### Work to complete
Quote the records that follow in full and exactly; leave out the pictures.
┌────────
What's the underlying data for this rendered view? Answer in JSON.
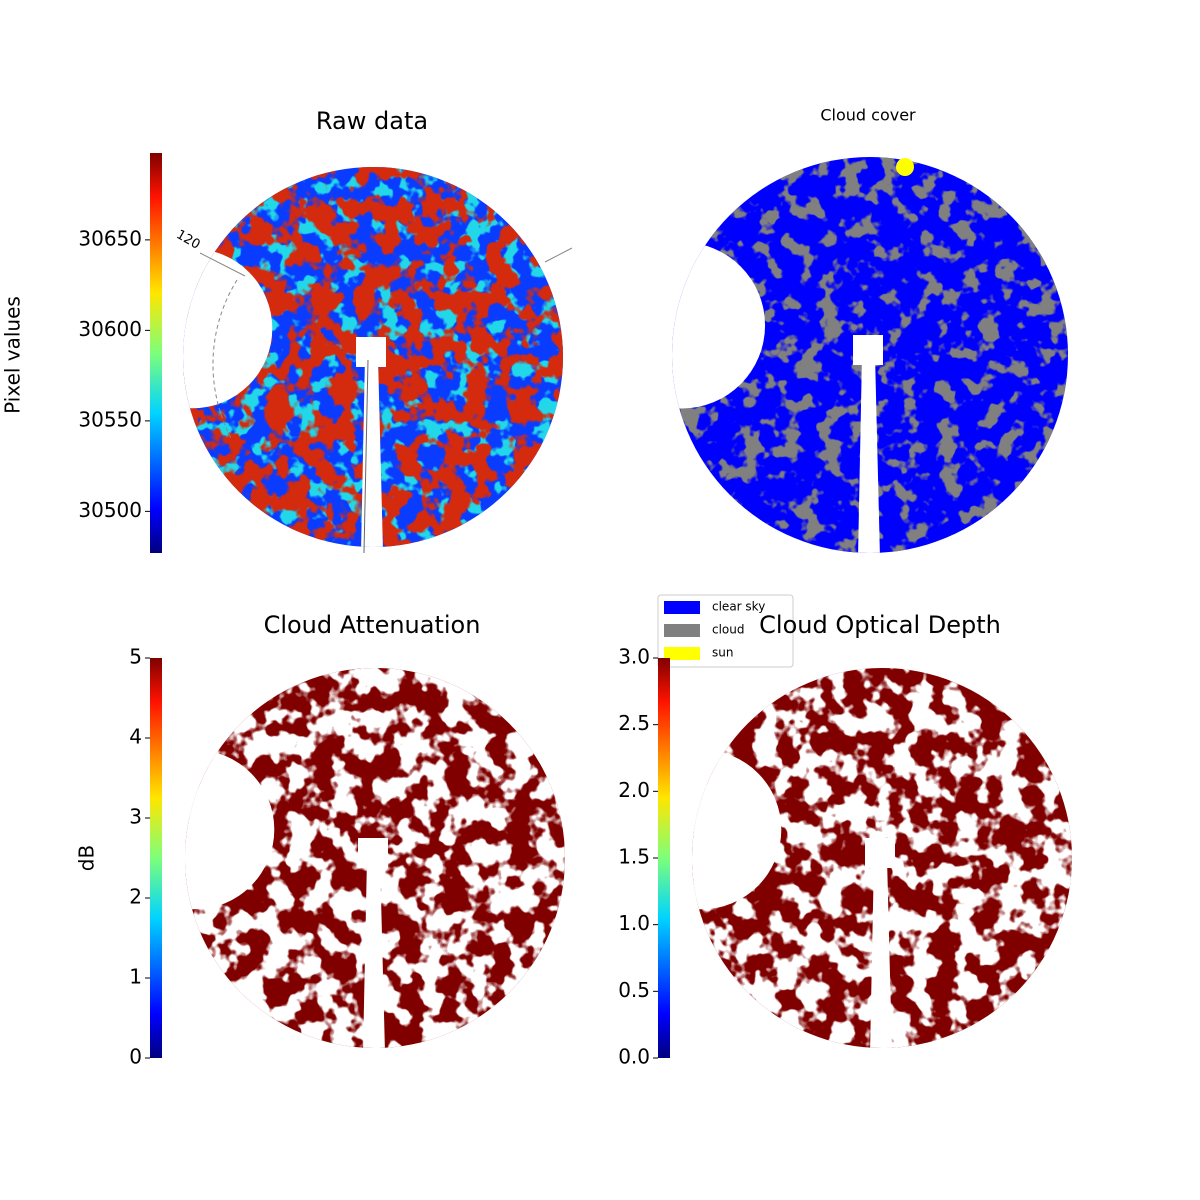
{
  "chart_data": [
    {
      "type": "image",
      "title": "Raw data",
      "colorbar_label": "Pixel values",
      "colormap": "jet",
      "ylim": [
        30477,
        30698
      ],
      "yticks": [
        30500,
        30550,
        30600,
        30650
      ],
      "annotations": [
        "120"
      ]
    },
    {
      "type": "image",
      "title": "Cloud cover",
      "series": [
        {
          "name": "clear sky",
          "color": "#0000ff"
        },
        {
          "name": "cloud",
          "color": "#808080"
        },
        {
          "name": "sun",
          "color": "#ffff00"
        }
      ]
    },
    {
      "type": "image",
      "title": "Cloud Attenuation",
      "colorbar_label": "dB",
      "colormap": "jet",
      "color": "#800000",
      "ylim": [
        0,
        5
      ],
      "yticks": [
        0,
        1,
        2,
        3,
        4,
        5
      ]
    },
    {
      "type": "image",
      "title": "Cloud Optical Depth",
      "colormap": "jet",
      "color": "#800000",
      "ylim": [
        0,
        3
      ],
      "yticks": [
        {
          "value": 0,
          "label": "0.0"
        },
        {
          "value": 0.5,
          "label": "0.5"
        },
        {
          "value": 1,
          "label": "1.0"
        },
        {
          "value": 1.5,
          "label": "1.5"
        },
        {
          "value": 2,
          "label": "2.0"
        },
        {
          "value": 2.5,
          "label": "2.5"
        },
        {
          "value": 3,
          "label": "3.0"
        }
      ]
    }
  ]
}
└────────
### Reply to the exercise
What's the underlying data for this rendered view? Answer in JSON.
{
  "chart_data": [
    {
      "type": "image",
      "title": "Raw data",
      "colorbar_label": "Pixel values",
      "colormap": "jet",
      "ylim": [
        30477,
        30698
      ],
      "yticks": [
        30500,
        30550,
        30600,
        30650
      ],
      "annotations": [
        "120"
      ]
    },
    {
      "type": "image",
      "title": "Cloud cover",
      "series": [
        {
          "name": "clear sky",
          "color": "#0000ff"
        },
        {
          "name": "cloud",
          "color": "#808080"
        },
        {
          "name": "sun",
          "color": "#ffff00"
        }
      ]
    },
    {
      "type": "image",
      "title": "Cloud Attenuation",
      "colorbar_label": "dB",
      "colormap": "jet",
      "color": "#800000",
      "ylim": [
        0,
        5
      ],
      "yticks": [
        0,
        1,
        2,
        3,
        4,
        5
      ]
    },
    {
      "type": "image",
      "title": "Cloud Optical Depth",
      "colormap": "jet",
      "color": "#800000",
      "ylim": [
        0,
        3
      ],
      "yticks": [
        {
          "value": 0,
          "label": "0.0"
        },
        {
          "value": 0.5,
          "label": "0.5"
        },
        {
          "value": 1,
          "label": "1.0"
        },
        {
          "value": 1.5,
          "label": "1.5"
        },
        {
          "value": 2,
          "label": "2.0"
        },
        {
          "value": 2.5,
          "label": "2.5"
        },
        {
          "value": 3,
          "label": "3.0"
        }
      ]
    }
  ]
}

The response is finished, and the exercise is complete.